Begin

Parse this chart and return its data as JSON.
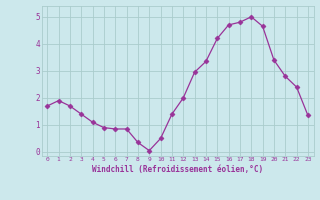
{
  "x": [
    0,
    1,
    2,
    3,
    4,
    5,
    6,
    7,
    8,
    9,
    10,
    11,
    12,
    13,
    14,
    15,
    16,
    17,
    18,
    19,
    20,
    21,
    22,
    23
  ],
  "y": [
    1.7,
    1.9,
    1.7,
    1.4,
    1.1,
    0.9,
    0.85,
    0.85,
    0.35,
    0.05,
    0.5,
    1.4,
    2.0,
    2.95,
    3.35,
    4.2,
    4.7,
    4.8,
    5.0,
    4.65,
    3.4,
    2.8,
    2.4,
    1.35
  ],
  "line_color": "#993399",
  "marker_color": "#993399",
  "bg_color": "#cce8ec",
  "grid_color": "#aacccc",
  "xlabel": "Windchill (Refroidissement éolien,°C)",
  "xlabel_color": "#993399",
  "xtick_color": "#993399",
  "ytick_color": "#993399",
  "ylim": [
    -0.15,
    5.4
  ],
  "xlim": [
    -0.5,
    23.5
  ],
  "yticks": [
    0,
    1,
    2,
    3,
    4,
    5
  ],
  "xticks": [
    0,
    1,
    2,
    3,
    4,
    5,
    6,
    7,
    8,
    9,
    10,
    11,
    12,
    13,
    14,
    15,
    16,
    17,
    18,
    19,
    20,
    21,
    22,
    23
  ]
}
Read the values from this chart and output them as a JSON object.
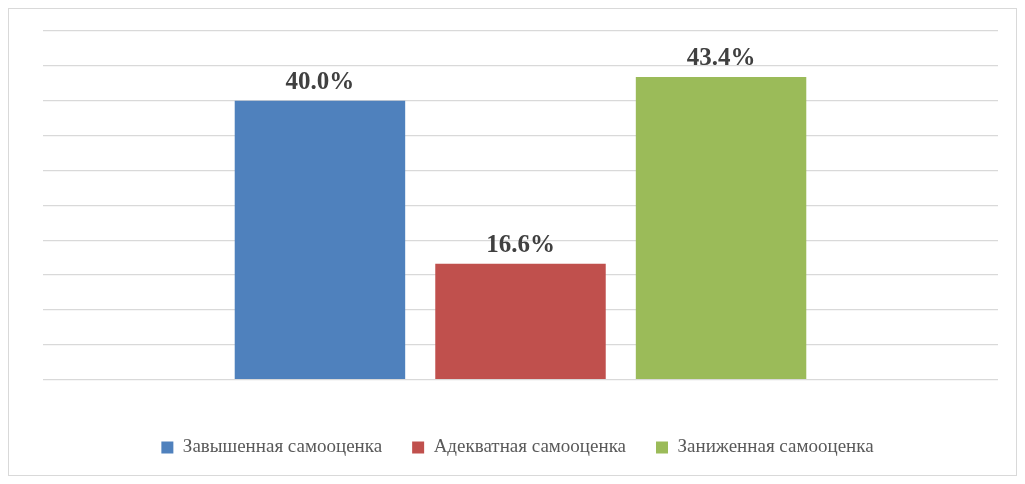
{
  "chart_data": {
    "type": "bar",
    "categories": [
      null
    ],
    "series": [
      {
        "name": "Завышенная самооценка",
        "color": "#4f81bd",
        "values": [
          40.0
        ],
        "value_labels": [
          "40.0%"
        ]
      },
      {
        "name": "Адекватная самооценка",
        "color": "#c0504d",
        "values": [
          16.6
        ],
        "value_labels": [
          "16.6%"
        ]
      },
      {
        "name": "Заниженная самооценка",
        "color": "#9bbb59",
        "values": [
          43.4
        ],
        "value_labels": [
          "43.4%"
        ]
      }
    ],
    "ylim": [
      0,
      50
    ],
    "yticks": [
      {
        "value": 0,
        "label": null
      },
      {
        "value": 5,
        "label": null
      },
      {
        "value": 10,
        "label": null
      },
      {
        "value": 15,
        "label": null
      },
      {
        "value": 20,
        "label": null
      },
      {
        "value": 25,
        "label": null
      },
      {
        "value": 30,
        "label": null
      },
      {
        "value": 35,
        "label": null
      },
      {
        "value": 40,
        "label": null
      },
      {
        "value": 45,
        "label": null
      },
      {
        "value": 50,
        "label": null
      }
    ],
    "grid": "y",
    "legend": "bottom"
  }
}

End

▸ **What needs to be done**
Copy the entries exactly. Leave out the images.

▸ **Solution for this problem**
Parse this chart and return its data as JSON.
{
  "x": [
    0,
    1,
    2,
    3,
    4,
    5,
    6,
    7,
    8,
    9,
    10,
    11,
    12,
    13,
    14,
    15,
    16,
    17,
    18,
    19,
    20,
    21,
    22,
    23
  ],
  "y": [
    1.7,
    1.9,
    1.7,
    1.4,
    1.1,
    0.9,
    0.85,
    0.85,
    0.35,
    0.05,
    0.5,
    1.4,
    2.0,
    2.95,
    3.35,
    4.2,
    4.7,
    4.8,
    5.0,
    4.65,
    3.4,
    2.8,
    2.4,
    1.35
  ],
  "line_color": "#993399",
  "marker_color": "#993399",
  "bg_color": "#cce8ec",
  "grid_color": "#aacccc",
  "xlabel": "Windchill (Refroidissement éolien,°C)",
  "xlabel_color": "#993399",
  "xtick_color": "#993399",
  "ytick_color": "#993399",
  "ylim": [
    -0.15,
    5.4
  ],
  "xlim": [
    -0.5,
    23.5
  ],
  "yticks": [
    0,
    1,
    2,
    3,
    4,
    5
  ],
  "xticks": [
    0,
    1,
    2,
    3,
    4,
    5,
    6,
    7,
    8,
    9,
    10,
    11,
    12,
    13,
    14,
    15,
    16,
    17,
    18,
    19,
    20,
    21,
    22,
    23
  ]
}
Read the values from this chart and output them as a JSON object.
{
  "chart_data": {
    "type": "bar",
    "categories": [
      null
    ],
    "series": [
      {
        "name": "Завышенная самооценка",
        "color": "#4f81bd",
        "values": [
          40.0
        ],
        "value_labels": [
          "40.0%"
        ]
      },
      {
        "name": "Адекватная самооценка",
        "color": "#c0504d",
        "values": [
          16.6
        ],
        "value_labels": [
          "16.6%"
        ]
      },
      {
        "name": "Заниженная самооценка",
        "color": "#9bbb59",
        "values": [
          43.4
        ],
        "value_labels": [
          "43.4%"
        ]
      }
    ],
    "ylim": [
      0,
      50
    ],
    "yticks": [
      {
        "value": 0,
        "label": null
      },
      {
        "value": 5,
        "label": null
      },
      {
        "value": 10,
        "label": null
      },
      {
        "value": 15,
        "label": null
      },
      {
        "value": 20,
        "label": null
      },
      {
        "value": 25,
        "label": null
      },
      {
        "value": 30,
        "label": null
      },
      {
        "value": 35,
        "label": null
      },
      {
        "value": 40,
        "label": null
      },
      {
        "value": 45,
        "label": null
      },
      {
        "value": 50,
        "label": null
      }
    ],
    "grid": "y",
    "legend": "bottom"
  }
}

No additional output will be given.